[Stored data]
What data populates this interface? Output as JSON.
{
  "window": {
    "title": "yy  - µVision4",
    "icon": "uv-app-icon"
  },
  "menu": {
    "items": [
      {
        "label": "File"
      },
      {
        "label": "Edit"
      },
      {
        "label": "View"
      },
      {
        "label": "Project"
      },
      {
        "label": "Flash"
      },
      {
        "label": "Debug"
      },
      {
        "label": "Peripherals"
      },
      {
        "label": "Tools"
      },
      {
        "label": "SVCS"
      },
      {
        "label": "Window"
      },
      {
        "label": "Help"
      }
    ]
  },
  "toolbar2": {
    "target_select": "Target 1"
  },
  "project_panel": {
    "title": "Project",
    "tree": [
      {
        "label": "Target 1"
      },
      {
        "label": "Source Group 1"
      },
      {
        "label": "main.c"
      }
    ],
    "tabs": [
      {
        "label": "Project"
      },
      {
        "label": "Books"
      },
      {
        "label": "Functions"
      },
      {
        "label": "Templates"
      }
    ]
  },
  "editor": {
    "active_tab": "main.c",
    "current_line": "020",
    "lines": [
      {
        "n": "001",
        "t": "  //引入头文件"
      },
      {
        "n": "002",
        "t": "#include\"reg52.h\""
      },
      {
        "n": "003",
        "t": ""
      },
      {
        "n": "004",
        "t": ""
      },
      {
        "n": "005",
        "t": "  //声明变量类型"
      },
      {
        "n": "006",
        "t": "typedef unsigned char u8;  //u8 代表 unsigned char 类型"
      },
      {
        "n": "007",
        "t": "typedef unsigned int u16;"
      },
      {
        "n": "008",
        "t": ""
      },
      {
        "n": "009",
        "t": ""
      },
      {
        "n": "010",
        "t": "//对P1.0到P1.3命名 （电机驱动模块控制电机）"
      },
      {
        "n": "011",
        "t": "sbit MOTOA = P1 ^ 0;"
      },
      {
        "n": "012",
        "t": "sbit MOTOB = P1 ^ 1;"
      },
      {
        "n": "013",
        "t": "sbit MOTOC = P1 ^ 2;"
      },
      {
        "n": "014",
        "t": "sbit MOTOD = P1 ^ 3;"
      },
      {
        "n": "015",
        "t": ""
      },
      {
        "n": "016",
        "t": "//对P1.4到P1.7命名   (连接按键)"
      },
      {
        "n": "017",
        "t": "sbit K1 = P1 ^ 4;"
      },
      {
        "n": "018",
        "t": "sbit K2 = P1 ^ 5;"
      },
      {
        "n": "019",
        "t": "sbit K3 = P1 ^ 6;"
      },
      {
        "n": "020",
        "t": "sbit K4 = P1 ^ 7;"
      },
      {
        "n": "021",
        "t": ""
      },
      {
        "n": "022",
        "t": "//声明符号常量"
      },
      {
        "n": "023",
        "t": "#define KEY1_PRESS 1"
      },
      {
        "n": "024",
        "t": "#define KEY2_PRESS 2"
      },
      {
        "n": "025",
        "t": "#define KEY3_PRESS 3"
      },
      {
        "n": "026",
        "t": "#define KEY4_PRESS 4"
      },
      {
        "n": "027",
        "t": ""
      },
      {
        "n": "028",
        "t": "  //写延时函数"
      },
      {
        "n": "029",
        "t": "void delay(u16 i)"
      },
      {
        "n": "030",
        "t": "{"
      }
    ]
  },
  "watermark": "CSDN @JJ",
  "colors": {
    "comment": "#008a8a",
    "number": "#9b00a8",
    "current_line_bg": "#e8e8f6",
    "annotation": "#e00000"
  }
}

#### [What to work on]
Exact copies of all the records are required.

#### [Output]
What data populates this interface? Output as JSON.
{
  "window": {
    "title": "yy  - µVision4",
    "icon": "uv-app-icon"
  },
  "menu": {
    "items": [
      {
        "label": "File"
      },
      {
        "label": "Edit"
      },
      {
        "label": "View"
      },
      {
        "label": "Project"
      },
      {
        "label": "Flash"
      },
      {
        "label": "Debug"
      },
      {
        "label": "Peripherals"
      },
      {
        "label": "Tools"
      },
      {
        "label": "SVCS"
      },
      {
        "label": "Window"
      },
      {
        "label": "Help"
      }
    ]
  },
  "toolbar2": {
    "target_select": "Target 1"
  },
  "project_panel": {
    "title": "Project",
    "tree": [
      {
        "label": "Target 1"
      },
      {
        "label": "Source Group 1"
      },
      {
        "label": "main.c"
      }
    ],
    "tabs": [
      {
        "label": "Project"
      },
      {
        "label": "Books"
      },
      {
        "label": "Functions"
      },
      {
        "label": "Templates"
      }
    ]
  },
  "editor": {
    "active_tab": "main.c",
    "current_line": "020",
    "lines": [
      {
        "n": "001",
        "t": "  //引入头文件"
      },
      {
        "n": "002",
        "t": "#include\"reg52.h\""
      },
      {
        "n": "003",
        "t": ""
      },
      {
        "n": "004",
        "t": ""
      },
      {
        "n": "005",
        "t": "  //声明变量类型"
      },
      {
        "n": "006",
        "t": "typedef unsigned char u8;  //u8 代表 unsigned char 类型"
      },
      {
        "n": "007",
        "t": "typedef unsigned int u16;"
      },
      {
        "n": "008",
        "t": ""
      },
      {
        "n": "009",
        "t": ""
      },
      {
        "n": "010",
        "t": "//对P1.0到P1.3命名 （电机驱动模块控制电机）"
      },
      {
        "n": "011",
        "t": "sbit MOTOA = P1 ^ 0;"
      },
      {
        "n": "012",
        "t": "sbit MOTOB = P1 ^ 1;"
      },
      {
        "n": "013",
        "t": "sbit MOTOC = P1 ^ 2;"
      },
      {
        "n": "014",
        "t": "sbit MOTOD = P1 ^ 3;"
      },
      {
        "n": "015",
        "t": ""
      },
      {
        "n": "016",
        "t": "//对P1.4到P1.7命名   (连接按键)"
      },
      {
        "n": "017",
        "t": "sbit K1 = P1 ^ 4;"
      },
      {
        "n": "018",
        "t": "sbit K2 = P1 ^ 5;"
      },
      {
        "n": "019",
        "t": "sbit K3 = P1 ^ 6;"
      },
      {
        "n": "020",
        "t": "sbit K4 = P1 ^ 7;"
      },
      {
        "n": "021",
        "t": ""
      },
      {
        "n": "022",
        "t": "//声明符号常量"
      },
      {
        "n": "023",
        "t": "#define KEY1_PRESS 1"
      },
      {
        "n": "024",
        "t": "#define KEY2_PRESS 2"
      },
      {
        "n": "025",
        "t": "#define KEY3_PRESS 3"
      },
      {
        "n": "026",
        "t": "#define KEY4_PRESS 4"
      },
      {
        "n": "027",
        "t": ""
      },
      {
        "n": "028",
        "t": "  //写延时函数"
      },
      {
        "n": "029",
        "t": "void delay(u16 i)"
      },
      {
        "n": "030",
        "t": "{"
      }
    ]
  },
  "watermark": "CSDN @JJ",
  "colors": {
    "comment": "#008a8a",
    "number": "#9b00a8",
    "current_line_bg": "#e8e8f6",
    "annotation": "#e00000"
  }
}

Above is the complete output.